» GIVEN INSTRUCTION
Return all entries precisely as they stand, without the images.

» RECORDS FOR THE TASK
▶

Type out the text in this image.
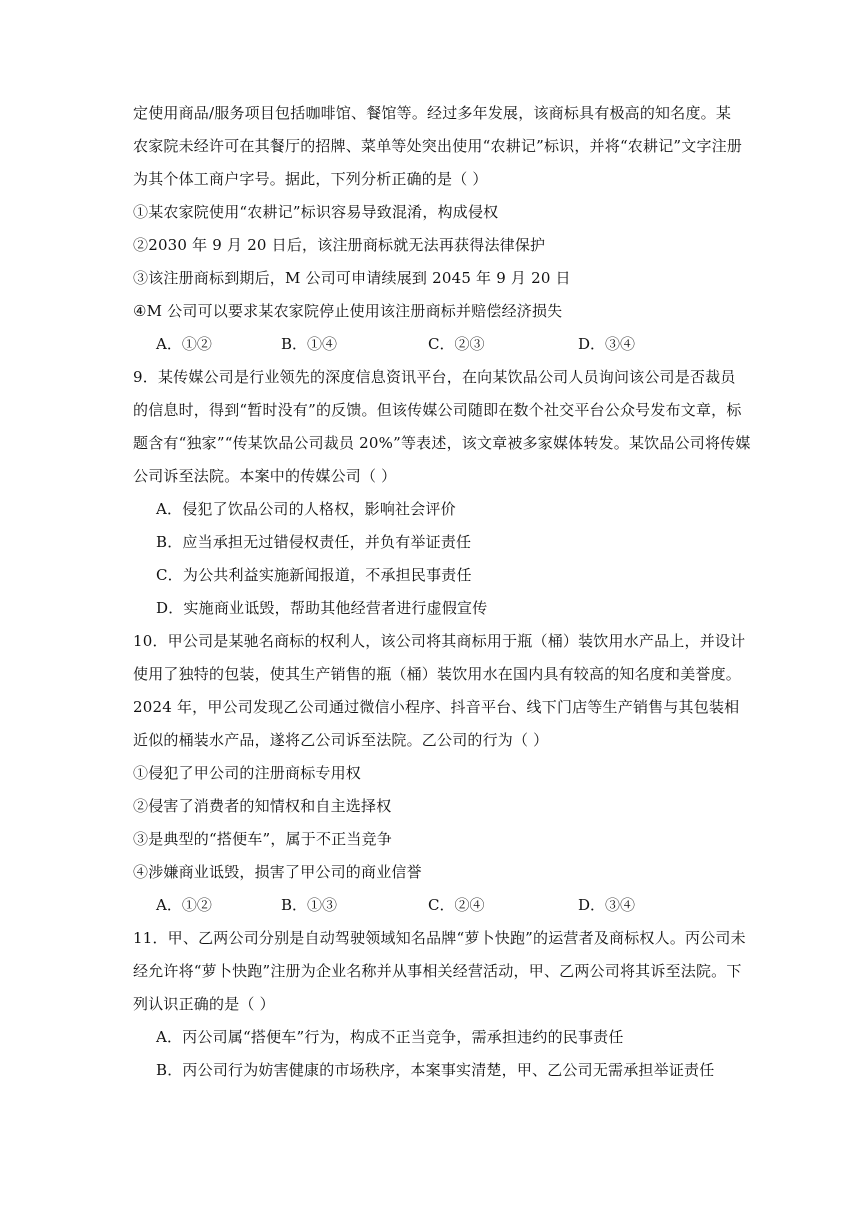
定使用商品/服务项目包括咖啡馆、餐馆等。经过多年发展，该商标具有极高的知名度。某
农家院未经许可在其餐厅的招牌、菜单等处突出使用“农耕记”标识，并将“农耕记”文字注册
为其个体工商户字号。据此，下列分析正确的是（ ）
①某农家院使用“农耕记”标识容易导致混淆，构成侵权
②2030 年 9 月 20 日后，该注册商标就无法再获得法律保护
③该注册商标到期后，M 公司可申请续展到 2045 年 9 月 20 日
④M 公司可以要求某农家院停止使用该注册商标并赔偿经济损失
A．①②	B．①④	C．②③	D．③④
9．某传媒公司是行业领先的深度信息资讯平台，在向某饮品公司人员询问该公司是否裁员
的信息时，得到“暂时没有”的反馈。但该传媒公司随即在数个社交平台公众号发布文章，标
题含有“独家”“传某饮品公司裁员 20%”等表述，该文章被多家媒体转发。某饮品公司将传媒
公司诉至法院。本案中的传媒公司（ ）
A．侵犯了饮品公司的人格权，影响社会评价
B．应当承担无过错侵权责任，并负有举证责任
C．为公共利益实施新闻报道，不承担民事责任
D．实施商业诋毁，帮助其他经营者进行虚假宣传
10．甲公司是某驰名商标的权利人，该公司将其商标用于瓶（桶）装饮用水产品上，并设计
使用了独特的包装，使其生产销售的瓶（桶）装饮用水在国内具有较高的知名度和美誉度。
2024 年，甲公司发现乙公司通过微信小程序、抖音平台、线下门店等生产销售与其包装相
近似的桶装水产品，遂将乙公司诉至法院。乙公司的行为（ ）
①侵犯了甲公司的注册商标专用权
②侵害了消费者的知情权和自主选择权
③是典型的“搭便车”，属于不正当竞争
④涉嫌商业诋毁，损害了甲公司的商业信誉
A．①②	B．①③	C．②④	D．③④
11．甲、乙两公司分别是自动驾驶领域知名品牌“萝卜快跑”的运营者及商标权人。丙公司未
经允许将“萝卜快跑”注册为企业名称并从事相关经营活动，甲、乙两公司将其诉至法院。下
列认识正确的是（ ）
A．丙公司属“搭便车”行为，构成不正当竞争，需承担违约的民事责任
B．丙公司行为妨害健康的市场秩序，本案事实清楚，甲、乙公司无需承担举证责任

◀

» SOLUTION FOR THIS PROBLEM
Type out the text in this image.
定使用商品/服务项目包括咖啡馆、餐馆等。经过多年发展，该商标具有极高的知名度。某
农家院未经许可在其餐厅的招牌、菜单等处突出使用“农耕记”标识，并将“农耕记”文字注册
为其个体工商户字号。据此，下列分析正确的是（ ）
①某农家院使用“农耕记”标识容易导致混淆，构成侵权
②2030 年 9 月 20 日后，该注册商标就无法再获得法律保护
③该注册商标到期后，M 公司可申请续展到 2045 年 9 月 20 日
④M 公司可以要求某农家院停止使用该注册商标并赔偿经济损失
A．①②	B．①④	C．②③	D．③④
9．某传媒公司是行业领先的深度信息资讯平台，在向某饮品公司人员询问该公司是否裁员
的信息时，得到“暂时没有”的反馈。但该传媒公司随即在数个社交平台公众号发布文章，标
题含有“独家”“传某饮品公司裁员 20%”等表述，该文章被多家媒体转发。某饮品公司将传媒
公司诉至法院。本案中的传媒公司（ ）
A．侵犯了饮品公司的人格权，影响社会评价
B．应当承担无过错侵权责任，并负有举证责任
C．为公共利益实施新闻报道，不承担民事责任
D．实施商业诋毁，帮助其他经营者进行虚假宣传
10．甲公司是某驰名商标的权利人，该公司将其商标用于瓶（桶）装饮用水产品上，并设计
使用了独特的包装，使其生产销售的瓶（桶）装饮用水在国内具有较高的知名度和美誉度。
2024 年，甲公司发现乙公司通过微信小程序、抖音平台、线下门店等生产销售与其包装相
近似的桶装水产品，遂将乙公司诉至法院。乙公司的行为（ ）
①侵犯了甲公司的注册商标专用权
②侵害了消费者的知情权和自主选择权
③是典型的“搭便车”，属于不正当竞争
④涉嫌商业诋毁，损害了甲公司的商业信誉
A．①②	B．①③	C．②④	D．③④
11．甲、乙两公司分别是自动驾驶领域知名品牌“萝卜快跑”的运营者及商标权人。丙公司未
经允许将“萝卜快跑”注册为企业名称并从事相关经营活动，甲、乙两公司将其诉至法院。下
列认识正确的是（ ）
A．丙公司属“搭便车”行为，构成不正当竞争，需承担违约的民事责任
B．丙公司行为妨害健康的市场秩序，本案事实清楚，甲、乙公司无需承担举证责任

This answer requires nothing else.